● **Short exercise**
Determine the number of lines holding the word "text"; answer with that number only.

● **Dataset rows**
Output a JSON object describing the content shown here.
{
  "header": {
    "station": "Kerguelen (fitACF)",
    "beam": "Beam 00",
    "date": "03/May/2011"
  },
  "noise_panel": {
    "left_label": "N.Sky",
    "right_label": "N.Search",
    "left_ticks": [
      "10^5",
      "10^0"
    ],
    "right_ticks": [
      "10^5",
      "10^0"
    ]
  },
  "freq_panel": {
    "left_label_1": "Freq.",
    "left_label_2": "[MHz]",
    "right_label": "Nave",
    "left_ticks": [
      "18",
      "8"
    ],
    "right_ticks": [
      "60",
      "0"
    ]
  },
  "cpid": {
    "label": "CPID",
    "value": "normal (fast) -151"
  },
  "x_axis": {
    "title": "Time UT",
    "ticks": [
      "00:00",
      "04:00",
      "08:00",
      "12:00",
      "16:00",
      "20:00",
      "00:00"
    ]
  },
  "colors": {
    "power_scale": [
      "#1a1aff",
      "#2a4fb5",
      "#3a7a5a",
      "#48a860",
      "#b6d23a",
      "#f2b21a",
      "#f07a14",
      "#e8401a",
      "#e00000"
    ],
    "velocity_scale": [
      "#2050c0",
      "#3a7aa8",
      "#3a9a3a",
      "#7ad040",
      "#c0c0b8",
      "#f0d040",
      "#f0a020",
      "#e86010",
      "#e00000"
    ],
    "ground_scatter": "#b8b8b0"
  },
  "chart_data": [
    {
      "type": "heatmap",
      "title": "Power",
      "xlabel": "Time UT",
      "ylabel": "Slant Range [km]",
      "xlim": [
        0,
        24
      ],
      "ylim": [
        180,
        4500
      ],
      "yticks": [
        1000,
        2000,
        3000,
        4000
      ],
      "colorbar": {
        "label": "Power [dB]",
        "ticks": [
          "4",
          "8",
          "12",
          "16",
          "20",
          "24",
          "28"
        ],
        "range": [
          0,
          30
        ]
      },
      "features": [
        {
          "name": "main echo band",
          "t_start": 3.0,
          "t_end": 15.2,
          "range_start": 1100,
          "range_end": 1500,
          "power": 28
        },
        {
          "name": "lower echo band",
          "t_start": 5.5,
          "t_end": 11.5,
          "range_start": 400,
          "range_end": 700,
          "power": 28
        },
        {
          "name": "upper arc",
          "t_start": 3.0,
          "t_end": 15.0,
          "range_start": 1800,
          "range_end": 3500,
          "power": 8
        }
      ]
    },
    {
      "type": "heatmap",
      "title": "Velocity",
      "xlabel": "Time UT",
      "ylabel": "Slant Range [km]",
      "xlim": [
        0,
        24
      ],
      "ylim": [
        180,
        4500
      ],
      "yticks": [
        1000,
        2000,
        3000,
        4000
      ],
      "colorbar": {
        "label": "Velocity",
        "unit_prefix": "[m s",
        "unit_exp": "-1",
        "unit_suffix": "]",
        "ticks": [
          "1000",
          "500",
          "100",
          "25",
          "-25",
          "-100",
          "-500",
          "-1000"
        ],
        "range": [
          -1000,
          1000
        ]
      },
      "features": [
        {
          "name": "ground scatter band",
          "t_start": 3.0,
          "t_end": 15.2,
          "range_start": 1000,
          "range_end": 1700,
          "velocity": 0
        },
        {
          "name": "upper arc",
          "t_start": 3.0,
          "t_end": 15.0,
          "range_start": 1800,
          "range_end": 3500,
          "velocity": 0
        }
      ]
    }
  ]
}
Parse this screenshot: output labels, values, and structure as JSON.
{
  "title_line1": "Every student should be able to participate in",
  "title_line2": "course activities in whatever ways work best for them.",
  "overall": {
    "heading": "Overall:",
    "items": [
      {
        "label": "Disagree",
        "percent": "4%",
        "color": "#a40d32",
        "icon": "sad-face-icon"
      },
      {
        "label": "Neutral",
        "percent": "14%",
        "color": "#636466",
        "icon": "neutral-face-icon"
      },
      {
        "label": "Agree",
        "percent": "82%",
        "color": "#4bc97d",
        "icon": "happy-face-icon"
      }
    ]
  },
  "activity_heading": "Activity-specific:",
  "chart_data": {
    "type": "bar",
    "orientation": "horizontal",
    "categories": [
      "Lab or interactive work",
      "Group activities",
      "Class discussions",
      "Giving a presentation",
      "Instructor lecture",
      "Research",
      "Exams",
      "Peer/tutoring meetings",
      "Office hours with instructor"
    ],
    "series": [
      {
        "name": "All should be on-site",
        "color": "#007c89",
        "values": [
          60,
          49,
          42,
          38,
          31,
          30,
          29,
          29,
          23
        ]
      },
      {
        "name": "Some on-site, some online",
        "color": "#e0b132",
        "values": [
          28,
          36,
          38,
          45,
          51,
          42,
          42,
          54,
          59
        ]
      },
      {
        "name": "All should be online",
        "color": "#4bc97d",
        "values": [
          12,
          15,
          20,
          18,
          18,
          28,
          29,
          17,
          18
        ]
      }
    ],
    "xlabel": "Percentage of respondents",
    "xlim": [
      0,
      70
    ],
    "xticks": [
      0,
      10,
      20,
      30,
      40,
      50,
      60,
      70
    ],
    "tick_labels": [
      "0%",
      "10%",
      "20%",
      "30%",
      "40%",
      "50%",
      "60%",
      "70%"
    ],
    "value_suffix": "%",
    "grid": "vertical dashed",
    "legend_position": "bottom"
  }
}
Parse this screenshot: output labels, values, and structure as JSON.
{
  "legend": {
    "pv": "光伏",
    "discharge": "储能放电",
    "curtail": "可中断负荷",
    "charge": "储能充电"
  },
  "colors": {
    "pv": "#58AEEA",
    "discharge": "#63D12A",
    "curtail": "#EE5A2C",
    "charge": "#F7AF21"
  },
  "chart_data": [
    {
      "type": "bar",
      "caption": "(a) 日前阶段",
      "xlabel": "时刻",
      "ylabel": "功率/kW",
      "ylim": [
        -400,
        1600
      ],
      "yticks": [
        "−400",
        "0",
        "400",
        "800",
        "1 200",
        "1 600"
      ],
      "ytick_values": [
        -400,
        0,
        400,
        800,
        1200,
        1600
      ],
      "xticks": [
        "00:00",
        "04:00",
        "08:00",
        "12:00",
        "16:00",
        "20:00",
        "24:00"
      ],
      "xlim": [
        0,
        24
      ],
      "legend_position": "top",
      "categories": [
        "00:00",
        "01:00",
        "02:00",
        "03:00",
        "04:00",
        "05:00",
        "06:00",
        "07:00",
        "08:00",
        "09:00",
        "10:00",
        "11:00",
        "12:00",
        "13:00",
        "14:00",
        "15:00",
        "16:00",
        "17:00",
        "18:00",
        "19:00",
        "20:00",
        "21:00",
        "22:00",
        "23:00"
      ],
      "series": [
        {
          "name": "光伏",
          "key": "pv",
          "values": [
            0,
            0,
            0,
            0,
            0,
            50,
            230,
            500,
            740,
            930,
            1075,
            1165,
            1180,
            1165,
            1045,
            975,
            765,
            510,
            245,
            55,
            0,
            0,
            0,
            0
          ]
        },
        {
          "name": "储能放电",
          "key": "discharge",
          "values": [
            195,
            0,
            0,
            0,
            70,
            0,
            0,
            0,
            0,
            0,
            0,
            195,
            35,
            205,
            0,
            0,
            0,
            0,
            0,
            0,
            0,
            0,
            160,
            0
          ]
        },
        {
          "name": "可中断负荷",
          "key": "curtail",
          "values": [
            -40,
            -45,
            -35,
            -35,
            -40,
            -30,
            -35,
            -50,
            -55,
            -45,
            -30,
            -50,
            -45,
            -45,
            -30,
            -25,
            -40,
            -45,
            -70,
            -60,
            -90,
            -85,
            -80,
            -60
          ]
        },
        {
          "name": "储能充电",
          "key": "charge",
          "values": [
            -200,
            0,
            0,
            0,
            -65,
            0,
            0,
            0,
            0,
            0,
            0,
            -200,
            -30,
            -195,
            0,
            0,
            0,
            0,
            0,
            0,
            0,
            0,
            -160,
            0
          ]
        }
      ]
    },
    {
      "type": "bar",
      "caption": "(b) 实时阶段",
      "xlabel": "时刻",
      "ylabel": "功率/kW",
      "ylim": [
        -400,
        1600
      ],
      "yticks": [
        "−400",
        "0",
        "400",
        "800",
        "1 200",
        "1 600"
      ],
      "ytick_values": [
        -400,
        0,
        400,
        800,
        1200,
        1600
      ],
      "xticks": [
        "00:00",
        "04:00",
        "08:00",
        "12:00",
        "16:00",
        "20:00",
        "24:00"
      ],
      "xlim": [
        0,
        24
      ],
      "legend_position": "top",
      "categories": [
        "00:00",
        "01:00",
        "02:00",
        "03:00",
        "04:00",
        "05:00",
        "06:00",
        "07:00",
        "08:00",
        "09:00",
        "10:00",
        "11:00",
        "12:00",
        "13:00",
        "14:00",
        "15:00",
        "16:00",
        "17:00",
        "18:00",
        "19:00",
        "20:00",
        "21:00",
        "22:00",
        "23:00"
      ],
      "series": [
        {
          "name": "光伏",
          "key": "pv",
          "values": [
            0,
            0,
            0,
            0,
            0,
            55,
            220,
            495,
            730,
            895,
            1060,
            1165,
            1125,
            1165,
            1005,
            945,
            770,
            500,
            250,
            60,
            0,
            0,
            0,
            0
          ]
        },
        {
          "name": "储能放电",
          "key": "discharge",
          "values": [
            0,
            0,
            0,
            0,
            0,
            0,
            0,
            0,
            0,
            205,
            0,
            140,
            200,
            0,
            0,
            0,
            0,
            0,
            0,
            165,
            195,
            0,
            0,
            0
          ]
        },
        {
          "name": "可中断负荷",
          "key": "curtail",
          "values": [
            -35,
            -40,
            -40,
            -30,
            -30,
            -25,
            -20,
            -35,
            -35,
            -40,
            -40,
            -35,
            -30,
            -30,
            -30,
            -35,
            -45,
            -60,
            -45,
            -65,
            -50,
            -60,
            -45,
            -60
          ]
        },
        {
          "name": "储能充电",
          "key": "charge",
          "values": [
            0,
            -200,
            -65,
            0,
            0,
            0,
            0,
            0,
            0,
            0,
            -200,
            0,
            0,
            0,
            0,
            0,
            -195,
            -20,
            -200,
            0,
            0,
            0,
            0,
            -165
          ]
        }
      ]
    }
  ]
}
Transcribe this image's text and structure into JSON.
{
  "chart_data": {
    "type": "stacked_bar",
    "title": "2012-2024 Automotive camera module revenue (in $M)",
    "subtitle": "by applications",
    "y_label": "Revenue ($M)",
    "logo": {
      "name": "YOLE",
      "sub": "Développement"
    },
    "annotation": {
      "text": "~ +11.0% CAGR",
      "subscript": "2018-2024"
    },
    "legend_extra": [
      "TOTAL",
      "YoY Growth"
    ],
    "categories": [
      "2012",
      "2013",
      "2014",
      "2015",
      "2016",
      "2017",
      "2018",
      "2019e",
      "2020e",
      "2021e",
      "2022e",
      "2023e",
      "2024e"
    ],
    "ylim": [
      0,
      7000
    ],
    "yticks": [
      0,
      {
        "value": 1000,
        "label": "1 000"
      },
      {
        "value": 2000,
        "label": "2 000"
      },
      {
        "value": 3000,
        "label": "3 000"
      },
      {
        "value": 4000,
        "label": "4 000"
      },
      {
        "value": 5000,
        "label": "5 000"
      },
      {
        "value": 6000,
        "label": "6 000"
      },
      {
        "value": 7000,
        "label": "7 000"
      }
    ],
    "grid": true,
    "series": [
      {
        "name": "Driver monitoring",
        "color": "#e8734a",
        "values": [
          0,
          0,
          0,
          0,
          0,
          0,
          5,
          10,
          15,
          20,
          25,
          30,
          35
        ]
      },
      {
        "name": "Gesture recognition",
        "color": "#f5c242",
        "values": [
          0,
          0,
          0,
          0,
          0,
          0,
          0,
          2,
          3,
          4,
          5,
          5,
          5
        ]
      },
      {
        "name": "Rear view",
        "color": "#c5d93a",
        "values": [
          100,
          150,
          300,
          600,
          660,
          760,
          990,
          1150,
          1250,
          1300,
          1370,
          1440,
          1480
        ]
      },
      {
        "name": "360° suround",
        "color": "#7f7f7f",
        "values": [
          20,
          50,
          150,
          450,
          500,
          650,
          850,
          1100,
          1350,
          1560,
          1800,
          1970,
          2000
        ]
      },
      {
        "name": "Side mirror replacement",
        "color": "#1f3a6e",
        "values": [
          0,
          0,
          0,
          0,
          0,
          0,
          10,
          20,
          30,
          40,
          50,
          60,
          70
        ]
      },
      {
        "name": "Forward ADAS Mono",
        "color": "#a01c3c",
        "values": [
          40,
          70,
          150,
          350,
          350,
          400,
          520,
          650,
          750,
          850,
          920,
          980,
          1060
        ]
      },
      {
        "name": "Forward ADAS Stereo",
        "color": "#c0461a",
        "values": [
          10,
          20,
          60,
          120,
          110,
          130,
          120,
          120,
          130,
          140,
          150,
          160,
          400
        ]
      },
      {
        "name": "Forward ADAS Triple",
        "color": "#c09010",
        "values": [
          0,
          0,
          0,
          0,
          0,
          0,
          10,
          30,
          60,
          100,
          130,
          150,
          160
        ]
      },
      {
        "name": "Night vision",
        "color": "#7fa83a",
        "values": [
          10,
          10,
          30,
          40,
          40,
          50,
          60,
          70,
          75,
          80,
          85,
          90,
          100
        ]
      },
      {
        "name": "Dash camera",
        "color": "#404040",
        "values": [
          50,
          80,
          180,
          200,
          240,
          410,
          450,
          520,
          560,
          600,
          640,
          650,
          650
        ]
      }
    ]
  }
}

● **Written solution**
2